**WHAT IS NEEDED:** Repeat the whole listing exactly as written.

## Start DATA ENTRIES

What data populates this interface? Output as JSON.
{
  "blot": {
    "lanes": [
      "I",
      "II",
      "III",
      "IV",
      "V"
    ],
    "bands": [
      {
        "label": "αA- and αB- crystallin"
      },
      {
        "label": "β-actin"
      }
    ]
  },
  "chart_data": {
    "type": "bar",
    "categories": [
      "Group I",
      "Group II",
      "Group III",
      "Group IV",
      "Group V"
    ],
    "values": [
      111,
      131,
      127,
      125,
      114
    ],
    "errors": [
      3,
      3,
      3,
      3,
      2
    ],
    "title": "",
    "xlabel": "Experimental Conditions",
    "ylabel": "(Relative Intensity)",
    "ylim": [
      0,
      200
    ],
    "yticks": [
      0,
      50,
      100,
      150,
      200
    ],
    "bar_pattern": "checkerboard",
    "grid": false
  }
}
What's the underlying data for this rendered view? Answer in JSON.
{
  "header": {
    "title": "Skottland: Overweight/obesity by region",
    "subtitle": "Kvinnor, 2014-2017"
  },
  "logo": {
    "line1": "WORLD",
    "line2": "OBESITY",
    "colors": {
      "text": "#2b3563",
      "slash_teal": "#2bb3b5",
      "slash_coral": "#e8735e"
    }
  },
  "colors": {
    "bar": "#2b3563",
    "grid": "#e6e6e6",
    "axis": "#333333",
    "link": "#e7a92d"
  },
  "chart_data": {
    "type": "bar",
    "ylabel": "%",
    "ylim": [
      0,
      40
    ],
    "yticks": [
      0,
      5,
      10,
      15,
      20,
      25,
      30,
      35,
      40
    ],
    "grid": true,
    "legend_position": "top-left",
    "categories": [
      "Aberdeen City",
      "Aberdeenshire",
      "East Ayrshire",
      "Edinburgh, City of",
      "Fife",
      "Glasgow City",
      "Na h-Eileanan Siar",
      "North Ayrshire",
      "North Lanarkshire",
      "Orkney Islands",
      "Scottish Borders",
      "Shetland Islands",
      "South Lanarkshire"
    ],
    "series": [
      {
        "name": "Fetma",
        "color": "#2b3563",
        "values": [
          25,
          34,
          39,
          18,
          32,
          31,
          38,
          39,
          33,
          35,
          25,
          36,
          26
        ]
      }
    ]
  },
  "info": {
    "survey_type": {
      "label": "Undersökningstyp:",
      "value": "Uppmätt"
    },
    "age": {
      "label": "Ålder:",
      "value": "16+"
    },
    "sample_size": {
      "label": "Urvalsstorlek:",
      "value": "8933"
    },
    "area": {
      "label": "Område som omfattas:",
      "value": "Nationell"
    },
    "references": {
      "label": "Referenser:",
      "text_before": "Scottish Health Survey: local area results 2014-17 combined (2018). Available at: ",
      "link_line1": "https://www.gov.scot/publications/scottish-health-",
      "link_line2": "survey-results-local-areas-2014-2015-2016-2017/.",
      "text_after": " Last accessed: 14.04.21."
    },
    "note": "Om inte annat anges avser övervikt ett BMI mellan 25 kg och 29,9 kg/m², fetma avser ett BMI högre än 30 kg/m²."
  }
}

## End DATA ENTRIES

**OUTPUT OF THE TASK:**
What data populates this interface? Output as JSON.
{
  "blot": {
    "lanes": [
      "I",
      "II",
      "III",
      "IV",
      "V"
    ],
    "bands": [
      {
        "label": "αA- and αB- crystallin"
      },
      {
        "label": "β-actin"
      }
    ]
  },
  "chart_data": {
    "type": "bar",
    "categories": [
      "Group I",
      "Group II",
      "Group III",
      "Group IV",
      "Group V"
    ],
    "values": [
      111,
      131,
      127,
      125,
      114
    ],
    "errors": [
      3,
      3,
      3,
      3,
      2
    ],
    "title": "",
    "xlabel": "Experimental Conditions",
    "ylabel": "(Relative Intensity)",
    "ylim": [
      0,
      200
    ],
    "yticks": [
      0,
      50,
      100,
      150,
      200
    ],
    "bar_pattern": "checkerboard",
    "grid": false
  }
}
What's the underlying data for this rendered view? Answer in JSON.
{
  "header": {
    "title": "Skottland: Overweight/obesity by region",
    "subtitle": "Kvinnor, 2014-2017"
  },
  "logo": {
    "line1": "WORLD",
    "line2": "OBESITY",
    "colors": {
      "text": "#2b3563",
      "slash_teal": "#2bb3b5",
      "slash_coral": "#e8735e"
    }
  },
  "colors": {
    "bar": "#2b3563",
    "grid": "#e6e6e6",
    "axis": "#333333",
    "link": "#e7a92d"
  },
  "chart_data": {
    "type": "bar",
    "ylabel": "%",
    "ylim": [
      0,
      40
    ],
    "yticks": [
      0,
      5,
      10,
      15,
      20,
      25,
      30,
      35,
      40
    ],
    "grid": true,
    "legend_position": "top-left",
    "categories": [
      "Aberdeen City",
      "Aberdeenshire",
      "East Ayrshire",
      "Edinburgh, City of",
      "Fife",
      "Glasgow City",
      "Na h-Eileanan Siar",
      "North Ayrshire",
      "North Lanarkshire",
      "Orkney Islands",
      "Scottish Borders",
      "Shetland Islands",
      "South Lanarkshire"
    ],
    "series": [
      {
        "name": "Fetma",
        "color": "#2b3563",
        "values": [
          25,
          34,
          39,
          18,
          32,
          31,
          38,
          39,
          33,
          35,
          25,
          36,
          26
        ]
      }
    ]
  },
  "info": {
    "survey_type": {
      "label": "Undersökningstyp:",
      "value": "Uppmätt"
    },
    "age": {
      "label": "Ålder:",
      "value": "16+"
    },
    "sample_size": {
      "label": "Urvalsstorlek:",
      "value": "8933"
    },
    "area": {
      "label": "Område som omfattas:",
      "value": "Nationell"
    },
    "references": {
      "label": "Referenser:",
      "text_before": "Scottish Health Survey: local area results 2014-17 combined (2018). Available at: ",
      "link_line1": "https://www.gov.scot/publications/scottish-health-",
      "link_line2": "survey-results-local-areas-2014-2015-2016-2017/.",
      "text_after": " Last accessed: 14.04.21."
    },
    "note": "Om inte annat anges avser övervikt ett BMI mellan 25 kg och 29,9 kg/m², fetma avser ett BMI högre än 30 kg/m²."
  }
}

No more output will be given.